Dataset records
┏━━
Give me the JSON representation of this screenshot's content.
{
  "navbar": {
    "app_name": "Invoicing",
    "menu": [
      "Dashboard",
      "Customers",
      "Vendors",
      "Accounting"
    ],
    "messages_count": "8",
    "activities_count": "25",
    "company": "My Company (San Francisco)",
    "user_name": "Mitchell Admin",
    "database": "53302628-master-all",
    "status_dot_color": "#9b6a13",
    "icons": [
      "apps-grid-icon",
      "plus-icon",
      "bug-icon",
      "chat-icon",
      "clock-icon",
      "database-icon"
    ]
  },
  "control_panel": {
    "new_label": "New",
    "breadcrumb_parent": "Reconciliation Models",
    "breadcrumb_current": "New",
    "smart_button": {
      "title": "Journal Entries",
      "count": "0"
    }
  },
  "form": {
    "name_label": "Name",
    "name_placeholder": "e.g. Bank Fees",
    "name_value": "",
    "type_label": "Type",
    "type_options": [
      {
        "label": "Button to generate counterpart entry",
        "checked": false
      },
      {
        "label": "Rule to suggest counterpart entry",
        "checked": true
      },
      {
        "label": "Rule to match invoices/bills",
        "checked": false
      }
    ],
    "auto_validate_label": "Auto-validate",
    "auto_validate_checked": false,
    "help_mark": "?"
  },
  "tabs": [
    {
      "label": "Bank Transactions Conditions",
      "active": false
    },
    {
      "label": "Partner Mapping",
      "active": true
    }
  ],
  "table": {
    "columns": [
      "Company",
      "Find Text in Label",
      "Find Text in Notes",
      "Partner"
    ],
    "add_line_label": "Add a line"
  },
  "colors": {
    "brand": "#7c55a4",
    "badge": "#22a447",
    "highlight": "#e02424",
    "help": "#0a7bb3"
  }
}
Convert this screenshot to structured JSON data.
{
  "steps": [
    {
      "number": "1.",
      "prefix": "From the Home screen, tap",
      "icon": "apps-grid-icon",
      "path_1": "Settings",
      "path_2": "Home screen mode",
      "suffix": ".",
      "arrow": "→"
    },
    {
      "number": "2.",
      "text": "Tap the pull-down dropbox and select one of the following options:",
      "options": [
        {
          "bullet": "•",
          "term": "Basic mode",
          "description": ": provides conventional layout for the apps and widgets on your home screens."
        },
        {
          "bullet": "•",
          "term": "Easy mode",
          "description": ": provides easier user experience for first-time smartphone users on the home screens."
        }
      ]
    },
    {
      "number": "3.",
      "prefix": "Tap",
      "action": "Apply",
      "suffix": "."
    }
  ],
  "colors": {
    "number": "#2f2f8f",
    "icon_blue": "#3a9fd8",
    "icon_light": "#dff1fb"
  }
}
┗━━
» **WHAT THE EXERCISE ASKS**: The full set of records should be duplicated exactly.

» **EXERCISE ANSWER**:
Give me the JSON representation of this screenshot's content.
{
  "navbar": {
    "app_name": "Invoicing",
    "menu": [
      "Dashboard",
      "Customers",
      "Vendors",
      "Accounting"
    ],
    "messages_count": "8",
    "activities_count": "25",
    "company": "My Company (San Francisco)",
    "user_name": "Mitchell Admin",
    "database": "53302628-master-all",
    "status_dot_color": "#9b6a13",
    "icons": [
      "apps-grid-icon",
      "plus-icon",
      "bug-icon",
      "chat-icon",
      "clock-icon",
      "database-icon"
    ]
  },
  "control_panel": {
    "new_label": "New",
    "breadcrumb_parent": "Reconciliation Models",
    "breadcrumb_current": "New",
    "smart_button": {
      "title": "Journal Entries",
      "count": "0"
    }
  },
  "form": {
    "name_label": "Name",
    "name_placeholder": "e.g. Bank Fees",
    "name_value": "",
    "type_label": "Type",
    "type_options": [
      {
        "label": "Button to generate counterpart entry",
        "checked": false
      },
      {
        "label": "Rule to suggest counterpart entry",
        "checked": true
      },
      {
        "label": "Rule to match invoices/bills",
        "checked": false
      }
    ],
    "auto_validate_label": "Auto-validate",
    "auto_validate_checked": false,
    "help_mark": "?"
  },
  "tabs": [
    {
      "label": "Bank Transactions Conditions",
      "active": false
    },
    {
      "label": "Partner Mapping",
      "active": true
    }
  ],
  "table": {
    "columns": [
      "Company",
      "Find Text in Label",
      "Find Text in Notes",
      "Partner"
    ],
    "add_line_label": "Add a line"
  },
  "colors": {
    "brand": "#7c55a4",
    "badge": "#22a447",
    "highlight": "#e02424",
    "help": "#0a7bb3"
  }
}
Convert this screenshot to structured JSON data.
{
  "steps": [
    {
      "number": "1.",
      "prefix": "From the Home screen, tap",
      "icon": "apps-grid-icon",
      "path_1": "Settings",
      "path_2": "Home screen mode",
      "suffix": ".",
      "arrow": "→"
    },
    {
      "number": "2.",
      "text": "Tap the pull-down dropbox and select one of the following options:",
      "options": [
        {
          "bullet": "•",
          "term": "Basic mode",
          "description": ": provides conventional layout for the apps and widgets on your home screens."
        },
        {
          "bullet": "•",
          "term": "Easy mode",
          "description": ": provides easier user experience for first-time smartphone users on the home screens."
        }
      ]
    },
    {
      "number": "3.",
      "prefix": "Tap",
      "action": "Apply",
      "suffix": "."
    }
  ],
  "colors": {
    "number": "#2f2f8f",
    "icon_blue": "#3a9fd8",
    "icon_light": "#dff1fb"
  }
}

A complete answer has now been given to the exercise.